══ Entries shown ══
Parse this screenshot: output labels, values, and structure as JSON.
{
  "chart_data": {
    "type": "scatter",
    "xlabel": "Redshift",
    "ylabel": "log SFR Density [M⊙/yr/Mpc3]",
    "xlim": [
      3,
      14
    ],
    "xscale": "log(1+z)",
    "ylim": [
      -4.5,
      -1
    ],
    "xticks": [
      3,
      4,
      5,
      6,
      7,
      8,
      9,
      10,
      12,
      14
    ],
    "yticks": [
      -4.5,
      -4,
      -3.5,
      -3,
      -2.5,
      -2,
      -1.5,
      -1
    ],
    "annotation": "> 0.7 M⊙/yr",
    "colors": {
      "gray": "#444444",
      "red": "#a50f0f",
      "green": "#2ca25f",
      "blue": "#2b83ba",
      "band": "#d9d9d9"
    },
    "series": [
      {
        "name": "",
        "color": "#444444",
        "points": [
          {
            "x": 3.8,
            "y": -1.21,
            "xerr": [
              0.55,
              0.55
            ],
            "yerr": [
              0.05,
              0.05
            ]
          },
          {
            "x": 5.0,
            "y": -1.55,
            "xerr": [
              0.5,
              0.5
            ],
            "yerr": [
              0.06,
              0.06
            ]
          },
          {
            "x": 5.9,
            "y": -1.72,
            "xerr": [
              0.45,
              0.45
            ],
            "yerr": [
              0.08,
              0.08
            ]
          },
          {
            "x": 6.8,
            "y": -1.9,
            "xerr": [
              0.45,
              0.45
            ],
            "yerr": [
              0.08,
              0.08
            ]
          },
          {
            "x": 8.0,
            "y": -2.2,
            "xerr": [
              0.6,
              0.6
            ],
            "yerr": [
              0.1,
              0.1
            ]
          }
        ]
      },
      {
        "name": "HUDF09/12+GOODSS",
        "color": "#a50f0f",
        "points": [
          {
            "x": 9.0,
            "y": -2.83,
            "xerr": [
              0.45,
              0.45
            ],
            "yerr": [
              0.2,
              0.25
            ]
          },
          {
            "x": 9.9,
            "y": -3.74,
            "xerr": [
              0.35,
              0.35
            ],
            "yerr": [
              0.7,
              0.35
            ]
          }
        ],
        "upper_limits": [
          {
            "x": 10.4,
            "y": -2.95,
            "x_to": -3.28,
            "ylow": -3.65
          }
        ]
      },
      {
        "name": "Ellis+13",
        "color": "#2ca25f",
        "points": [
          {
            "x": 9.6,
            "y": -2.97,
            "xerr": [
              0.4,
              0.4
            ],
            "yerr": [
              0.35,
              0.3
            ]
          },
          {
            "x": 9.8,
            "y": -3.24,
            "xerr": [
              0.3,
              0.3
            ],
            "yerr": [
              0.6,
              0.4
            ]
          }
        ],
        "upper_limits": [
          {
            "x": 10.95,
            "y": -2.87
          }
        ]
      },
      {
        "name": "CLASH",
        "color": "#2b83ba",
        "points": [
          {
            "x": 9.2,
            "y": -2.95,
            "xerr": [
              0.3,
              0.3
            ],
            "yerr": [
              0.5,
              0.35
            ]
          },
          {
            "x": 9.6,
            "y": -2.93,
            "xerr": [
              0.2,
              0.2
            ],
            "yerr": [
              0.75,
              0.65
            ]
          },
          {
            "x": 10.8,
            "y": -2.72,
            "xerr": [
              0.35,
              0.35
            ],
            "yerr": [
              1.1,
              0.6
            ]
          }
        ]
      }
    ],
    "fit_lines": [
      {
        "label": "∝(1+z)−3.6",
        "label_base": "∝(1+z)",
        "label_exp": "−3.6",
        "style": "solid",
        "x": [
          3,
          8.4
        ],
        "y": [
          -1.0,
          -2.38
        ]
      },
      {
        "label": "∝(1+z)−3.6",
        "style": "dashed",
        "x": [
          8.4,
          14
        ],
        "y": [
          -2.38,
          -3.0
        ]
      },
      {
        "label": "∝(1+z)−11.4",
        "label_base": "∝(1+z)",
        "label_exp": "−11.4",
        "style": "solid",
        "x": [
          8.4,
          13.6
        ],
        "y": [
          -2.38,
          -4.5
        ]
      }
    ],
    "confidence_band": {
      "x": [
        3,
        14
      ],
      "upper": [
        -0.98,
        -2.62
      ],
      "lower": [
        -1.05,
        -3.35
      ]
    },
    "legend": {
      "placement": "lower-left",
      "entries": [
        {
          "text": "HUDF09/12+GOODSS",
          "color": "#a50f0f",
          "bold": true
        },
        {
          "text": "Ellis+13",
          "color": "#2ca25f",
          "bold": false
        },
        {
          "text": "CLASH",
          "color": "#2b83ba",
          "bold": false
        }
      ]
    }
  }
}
═══
══ Entries shown ══
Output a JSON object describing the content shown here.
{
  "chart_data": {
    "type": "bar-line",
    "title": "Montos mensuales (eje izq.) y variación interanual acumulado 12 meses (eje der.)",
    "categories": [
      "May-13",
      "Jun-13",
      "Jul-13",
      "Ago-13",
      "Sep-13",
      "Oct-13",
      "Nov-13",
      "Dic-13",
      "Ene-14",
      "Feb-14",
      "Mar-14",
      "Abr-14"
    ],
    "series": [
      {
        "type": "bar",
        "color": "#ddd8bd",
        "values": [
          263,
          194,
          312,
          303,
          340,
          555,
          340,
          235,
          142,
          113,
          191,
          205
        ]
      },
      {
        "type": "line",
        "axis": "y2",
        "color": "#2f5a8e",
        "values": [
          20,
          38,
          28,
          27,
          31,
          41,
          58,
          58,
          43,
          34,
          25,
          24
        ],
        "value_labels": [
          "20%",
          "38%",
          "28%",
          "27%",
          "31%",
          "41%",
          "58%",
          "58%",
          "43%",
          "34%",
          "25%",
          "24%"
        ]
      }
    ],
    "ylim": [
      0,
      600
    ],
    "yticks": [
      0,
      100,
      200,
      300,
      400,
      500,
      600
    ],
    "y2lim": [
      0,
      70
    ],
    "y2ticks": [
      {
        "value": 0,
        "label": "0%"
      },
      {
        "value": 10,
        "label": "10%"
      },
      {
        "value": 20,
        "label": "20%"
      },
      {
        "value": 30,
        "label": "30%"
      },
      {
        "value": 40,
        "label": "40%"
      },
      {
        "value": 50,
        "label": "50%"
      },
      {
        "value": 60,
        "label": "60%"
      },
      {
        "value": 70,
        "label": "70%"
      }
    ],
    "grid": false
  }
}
═══
══ Entries shown ══
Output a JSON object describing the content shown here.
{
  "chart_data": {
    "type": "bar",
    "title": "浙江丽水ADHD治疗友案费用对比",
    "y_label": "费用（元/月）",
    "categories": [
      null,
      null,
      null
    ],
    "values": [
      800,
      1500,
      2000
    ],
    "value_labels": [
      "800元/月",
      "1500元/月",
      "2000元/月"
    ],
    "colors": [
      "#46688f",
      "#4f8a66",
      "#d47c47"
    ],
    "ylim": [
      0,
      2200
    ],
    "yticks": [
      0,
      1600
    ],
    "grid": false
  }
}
═══
Required task
Copy out every line of the listing that contains the string "GOODSS".

Exercise output
        "name": "HUDF09/12+GOODSS",
          "text": "HUDF09/12+GOODSS",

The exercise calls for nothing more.